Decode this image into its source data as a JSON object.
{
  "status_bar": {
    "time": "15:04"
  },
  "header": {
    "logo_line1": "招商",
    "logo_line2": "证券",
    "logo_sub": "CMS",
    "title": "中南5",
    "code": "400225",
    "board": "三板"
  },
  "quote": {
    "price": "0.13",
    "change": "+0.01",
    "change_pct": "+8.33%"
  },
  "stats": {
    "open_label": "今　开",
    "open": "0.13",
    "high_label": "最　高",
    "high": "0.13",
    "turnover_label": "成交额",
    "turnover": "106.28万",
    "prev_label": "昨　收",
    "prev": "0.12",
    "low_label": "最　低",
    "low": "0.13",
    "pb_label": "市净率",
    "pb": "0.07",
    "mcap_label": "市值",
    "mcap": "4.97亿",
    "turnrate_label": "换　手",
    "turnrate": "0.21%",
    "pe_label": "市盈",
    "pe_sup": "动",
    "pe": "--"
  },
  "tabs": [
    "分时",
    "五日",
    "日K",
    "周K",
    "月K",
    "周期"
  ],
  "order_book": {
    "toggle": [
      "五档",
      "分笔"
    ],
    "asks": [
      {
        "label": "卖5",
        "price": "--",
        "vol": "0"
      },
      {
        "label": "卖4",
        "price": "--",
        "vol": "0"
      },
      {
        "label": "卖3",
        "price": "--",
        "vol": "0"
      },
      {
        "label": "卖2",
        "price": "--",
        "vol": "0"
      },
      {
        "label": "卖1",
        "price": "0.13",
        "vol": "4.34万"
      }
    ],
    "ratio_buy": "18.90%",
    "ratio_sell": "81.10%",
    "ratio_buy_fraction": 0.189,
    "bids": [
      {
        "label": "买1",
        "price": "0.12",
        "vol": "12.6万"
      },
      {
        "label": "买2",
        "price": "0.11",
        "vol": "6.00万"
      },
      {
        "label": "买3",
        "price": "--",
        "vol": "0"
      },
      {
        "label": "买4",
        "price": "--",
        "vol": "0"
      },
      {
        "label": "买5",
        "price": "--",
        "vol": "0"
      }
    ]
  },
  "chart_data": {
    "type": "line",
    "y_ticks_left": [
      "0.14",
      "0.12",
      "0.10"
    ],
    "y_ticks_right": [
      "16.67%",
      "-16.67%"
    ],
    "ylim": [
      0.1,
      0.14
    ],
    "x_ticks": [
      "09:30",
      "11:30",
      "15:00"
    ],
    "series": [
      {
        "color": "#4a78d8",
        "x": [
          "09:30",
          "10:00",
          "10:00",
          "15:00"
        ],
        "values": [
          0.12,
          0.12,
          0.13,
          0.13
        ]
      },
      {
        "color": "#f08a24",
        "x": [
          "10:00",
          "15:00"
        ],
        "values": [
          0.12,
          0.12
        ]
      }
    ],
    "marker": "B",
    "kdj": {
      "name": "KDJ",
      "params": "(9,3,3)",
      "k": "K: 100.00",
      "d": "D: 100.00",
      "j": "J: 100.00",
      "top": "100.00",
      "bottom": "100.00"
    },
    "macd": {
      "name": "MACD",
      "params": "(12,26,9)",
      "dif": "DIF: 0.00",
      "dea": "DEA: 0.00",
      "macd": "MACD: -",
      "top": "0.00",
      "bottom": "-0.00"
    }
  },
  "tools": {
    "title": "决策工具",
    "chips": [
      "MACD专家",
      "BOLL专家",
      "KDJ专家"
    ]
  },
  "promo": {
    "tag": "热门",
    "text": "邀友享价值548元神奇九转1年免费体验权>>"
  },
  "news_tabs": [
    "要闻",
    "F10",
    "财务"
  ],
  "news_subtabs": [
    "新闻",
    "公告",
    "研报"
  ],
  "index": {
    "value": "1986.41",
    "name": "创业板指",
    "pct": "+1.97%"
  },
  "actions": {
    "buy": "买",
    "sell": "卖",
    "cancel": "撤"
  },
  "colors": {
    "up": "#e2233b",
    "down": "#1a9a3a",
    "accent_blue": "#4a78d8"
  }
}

= = = = = = =

[WHAT YOU HAVE TO DO] Each line above must be printed exactly as it appears.

[SOLUTION TO THE EXERCISE]
Decode this image into its source data as a JSON object.
{
  "status_bar": {
    "time": "15:04"
  },
  "header": {
    "logo_line1": "招商",
    "logo_line2": "证券",
    "logo_sub": "CMS",
    "title": "中南5",
    "code": "400225",
    "board": "三板"
  },
  "quote": {
    "price": "0.13",
    "change": "+0.01",
    "change_pct": "+8.33%"
  },
  "stats": {
    "open_label": "今　开",
    "open": "0.13",
    "high_label": "最　高",
    "high": "0.13",
    "turnover_label": "成交额",
    "turnover": "106.28万",
    "prev_label": "昨　收",
    "prev": "0.12",
    "low_label": "最　低",
    "low": "0.13",
    "pb_label": "市净率",
    "pb": "0.07",
    "mcap_label": "市值",
    "mcap": "4.97亿",
    "turnrate_label": "换　手",
    "turnrate": "0.21%",
    "pe_label": "市盈",
    "pe_sup": "动",
    "pe": "--"
  },
  "tabs": [
    "分时",
    "五日",
    "日K",
    "周K",
    "月K",
    "周期"
  ],
  "order_book": {
    "toggle": [
      "五档",
      "分笔"
    ],
    "asks": [
      {
        "label": "卖5",
        "price": "--",
        "vol": "0"
      },
      {
        "label": "卖4",
        "price": "--",
        "vol": "0"
      },
      {
        "label": "卖3",
        "price": "--",
        "vol": "0"
      },
      {
        "label": "卖2",
        "price": "--",
        "vol": "0"
      },
      {
        "label": "卖1",
        "price": "0.13",
        "vol": "4.34万"
      }
    ],
    "ratio_buy": "18.90%",
    "ratio_sell": "81.10%",
    "ratio_buy_fraction": 0.189,
    "bids": [
      {
        "label": "买1",
        "price": "0.12",
        "vol": "12.6万"
      },
      {
        "label": "买2",
        "price": "0.11",
        "vol": "6.00万"
      },
      {
        "label": "买3",
        "price": "--",
        "vol": "0"
      },
      {
        "label": "买4",
        "price": "--",
        "vol": "0"
      },
      {
        "label": "买5",
        "price": "--",
        "vol": "0"
      }
    ]
  },
  "chart_data": {
    "type": "line",
    "y_ticks_left": [
      "0.14",
      "0.12",
      "0.10"
    ],
    "y_ticks_right": [
      "16.67%",
      "-16.67%"
    ],
    "ylim": [
      0.1,
      0.14
    ],
    "x_ticks": [
      "09:30",
      "11:30",
      "15:00"
    ],
    "series": [
      {
        "color": "#4a78d8",
        "x": [
          "09:30",
          "10:00",
          "10:00",
          "15:00"
        ],
        "values": [
          0.12,
          0.12,
          0.13,
          0.13
        ]
      },
      {
        "color": "#f08a24",
        "x": [
          "10:00",
          "15:00"
        ],
        "values": [
          0.12,
          0.12
        ]
      }
    ],
    "marker": "B",
    "kdj": {
      "name": "KDJ",
      "params": "(9,3,3)",
      "k": "K: 100.00",
      "d": "D: 100.00",
      "j": "J: 100.00",
      "top": "100.00",
      "bottom": "100.00"
    },
    "macd": {
      "name": "MACD",
      "params": "(12,26,9)",
      "dif": "DIF: 0.00",
      "dea": "DEA: 0.00",
      "macd": "MACD: -",
      "top": "0.00",
      "bottom": "-0.00"
    }
  },
  "tools": {
    "title": "决策工具",
    "chips": [
      "MACD专家",
      "BOLL专家",
      "KDJ专家"
    ]
  },
  "promo": {
    "tag": "热门",
    "text": "邀友享价值548元神奇九转1年免费体验权>>"
  },
  "news_tabs": [
    "要闻",
    "F10",
    "财务"
  ],
  "news_subtabs": [
    "新闻",
    "公告",
    "研报"
  ],
  "index": {
    "value": "1986.41",
    "name": "创业板指",
    "pct": "+1.97%"
  },
  "actions": {
    "buy": "买",
    "sell": "卖",
    "cancel": "撤"
  },
  "colors": {
    "up": "#e2233b",
    "down": "#1a9a3a",
    "accent_blue": "#4a78d8"
  }
}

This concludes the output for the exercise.